Task objective. Copy every line of the following data that includes the string "Note".

━━━ The data ━━━

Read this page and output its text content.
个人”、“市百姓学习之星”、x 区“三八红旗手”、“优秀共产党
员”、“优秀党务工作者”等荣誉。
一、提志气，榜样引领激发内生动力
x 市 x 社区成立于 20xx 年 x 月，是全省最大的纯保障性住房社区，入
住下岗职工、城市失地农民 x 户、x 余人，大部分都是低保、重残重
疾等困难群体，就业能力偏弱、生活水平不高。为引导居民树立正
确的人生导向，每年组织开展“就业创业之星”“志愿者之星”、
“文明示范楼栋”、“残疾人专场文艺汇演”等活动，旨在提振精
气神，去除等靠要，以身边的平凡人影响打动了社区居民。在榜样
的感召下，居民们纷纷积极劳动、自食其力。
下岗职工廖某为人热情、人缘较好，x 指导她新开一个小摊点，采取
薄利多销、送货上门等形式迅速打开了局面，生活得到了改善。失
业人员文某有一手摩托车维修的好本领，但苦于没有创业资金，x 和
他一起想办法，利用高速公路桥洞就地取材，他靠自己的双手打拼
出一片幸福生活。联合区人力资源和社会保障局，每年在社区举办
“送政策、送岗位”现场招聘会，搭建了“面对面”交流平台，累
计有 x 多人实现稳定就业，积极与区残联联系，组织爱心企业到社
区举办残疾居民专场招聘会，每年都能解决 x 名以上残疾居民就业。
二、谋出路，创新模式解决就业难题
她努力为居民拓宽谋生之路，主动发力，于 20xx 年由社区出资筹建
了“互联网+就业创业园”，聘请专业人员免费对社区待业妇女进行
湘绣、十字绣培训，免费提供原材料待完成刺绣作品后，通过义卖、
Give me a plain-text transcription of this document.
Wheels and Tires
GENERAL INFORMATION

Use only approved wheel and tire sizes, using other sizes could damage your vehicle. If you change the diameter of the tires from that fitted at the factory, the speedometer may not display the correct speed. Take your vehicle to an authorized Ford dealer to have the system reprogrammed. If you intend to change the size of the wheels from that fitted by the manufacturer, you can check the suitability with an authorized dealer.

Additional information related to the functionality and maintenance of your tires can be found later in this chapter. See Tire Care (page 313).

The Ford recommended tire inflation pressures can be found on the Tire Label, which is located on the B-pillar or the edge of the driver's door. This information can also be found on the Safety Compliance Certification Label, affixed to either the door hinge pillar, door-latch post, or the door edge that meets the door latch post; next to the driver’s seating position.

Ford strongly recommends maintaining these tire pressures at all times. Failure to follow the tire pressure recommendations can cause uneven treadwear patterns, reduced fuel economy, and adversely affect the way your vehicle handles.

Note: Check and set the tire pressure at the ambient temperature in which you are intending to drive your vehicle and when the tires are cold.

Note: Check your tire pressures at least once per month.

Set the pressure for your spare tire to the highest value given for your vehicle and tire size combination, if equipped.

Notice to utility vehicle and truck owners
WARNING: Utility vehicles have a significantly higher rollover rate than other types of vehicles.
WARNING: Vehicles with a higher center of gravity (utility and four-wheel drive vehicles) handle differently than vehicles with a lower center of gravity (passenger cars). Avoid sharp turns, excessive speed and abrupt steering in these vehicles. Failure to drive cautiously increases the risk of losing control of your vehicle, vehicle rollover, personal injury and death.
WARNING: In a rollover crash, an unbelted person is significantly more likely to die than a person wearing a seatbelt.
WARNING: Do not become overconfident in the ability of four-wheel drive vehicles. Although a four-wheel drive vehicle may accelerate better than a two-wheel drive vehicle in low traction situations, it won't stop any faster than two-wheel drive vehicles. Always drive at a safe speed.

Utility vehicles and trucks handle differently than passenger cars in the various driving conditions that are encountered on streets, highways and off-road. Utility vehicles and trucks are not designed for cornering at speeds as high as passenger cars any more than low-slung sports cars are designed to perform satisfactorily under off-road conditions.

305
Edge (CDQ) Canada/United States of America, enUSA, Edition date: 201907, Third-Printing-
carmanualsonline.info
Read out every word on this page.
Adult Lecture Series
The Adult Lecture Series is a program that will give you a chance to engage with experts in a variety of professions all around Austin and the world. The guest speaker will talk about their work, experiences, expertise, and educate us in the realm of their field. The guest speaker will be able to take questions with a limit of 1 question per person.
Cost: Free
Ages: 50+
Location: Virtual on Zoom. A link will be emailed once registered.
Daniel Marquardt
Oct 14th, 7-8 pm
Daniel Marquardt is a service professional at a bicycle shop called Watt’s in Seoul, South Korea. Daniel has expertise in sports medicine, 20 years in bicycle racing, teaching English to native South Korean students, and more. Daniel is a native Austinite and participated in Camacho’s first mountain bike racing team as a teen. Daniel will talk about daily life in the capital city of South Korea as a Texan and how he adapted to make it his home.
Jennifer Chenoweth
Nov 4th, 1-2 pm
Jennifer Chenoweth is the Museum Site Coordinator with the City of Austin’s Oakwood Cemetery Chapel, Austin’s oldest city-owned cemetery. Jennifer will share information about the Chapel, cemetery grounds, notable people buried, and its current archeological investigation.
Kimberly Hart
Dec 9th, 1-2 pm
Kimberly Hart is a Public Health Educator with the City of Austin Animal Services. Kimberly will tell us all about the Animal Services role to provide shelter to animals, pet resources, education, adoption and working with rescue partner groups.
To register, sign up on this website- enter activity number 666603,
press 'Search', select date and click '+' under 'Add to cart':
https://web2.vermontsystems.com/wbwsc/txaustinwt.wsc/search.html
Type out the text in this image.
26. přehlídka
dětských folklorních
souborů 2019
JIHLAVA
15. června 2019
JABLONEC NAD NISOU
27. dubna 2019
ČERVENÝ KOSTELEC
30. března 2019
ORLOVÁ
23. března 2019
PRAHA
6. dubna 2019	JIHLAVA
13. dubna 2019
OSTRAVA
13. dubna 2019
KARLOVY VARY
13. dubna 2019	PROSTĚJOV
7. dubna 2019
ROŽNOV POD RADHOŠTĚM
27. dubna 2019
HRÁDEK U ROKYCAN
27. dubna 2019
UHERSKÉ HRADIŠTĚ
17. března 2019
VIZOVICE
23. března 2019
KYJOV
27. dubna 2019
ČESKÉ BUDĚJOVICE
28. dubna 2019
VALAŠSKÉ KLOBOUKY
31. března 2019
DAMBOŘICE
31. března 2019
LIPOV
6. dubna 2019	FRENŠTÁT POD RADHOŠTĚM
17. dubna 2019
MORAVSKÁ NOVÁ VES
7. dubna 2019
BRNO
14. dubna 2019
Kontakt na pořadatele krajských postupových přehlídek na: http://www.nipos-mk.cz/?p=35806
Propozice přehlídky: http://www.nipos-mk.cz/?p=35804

━━━

The response.
Note: Check and set the tire pressure at the ambient temperature in which you are intending to drive your vehicle and when the tires are cold.
Note: Check your tire pressures at least once per month.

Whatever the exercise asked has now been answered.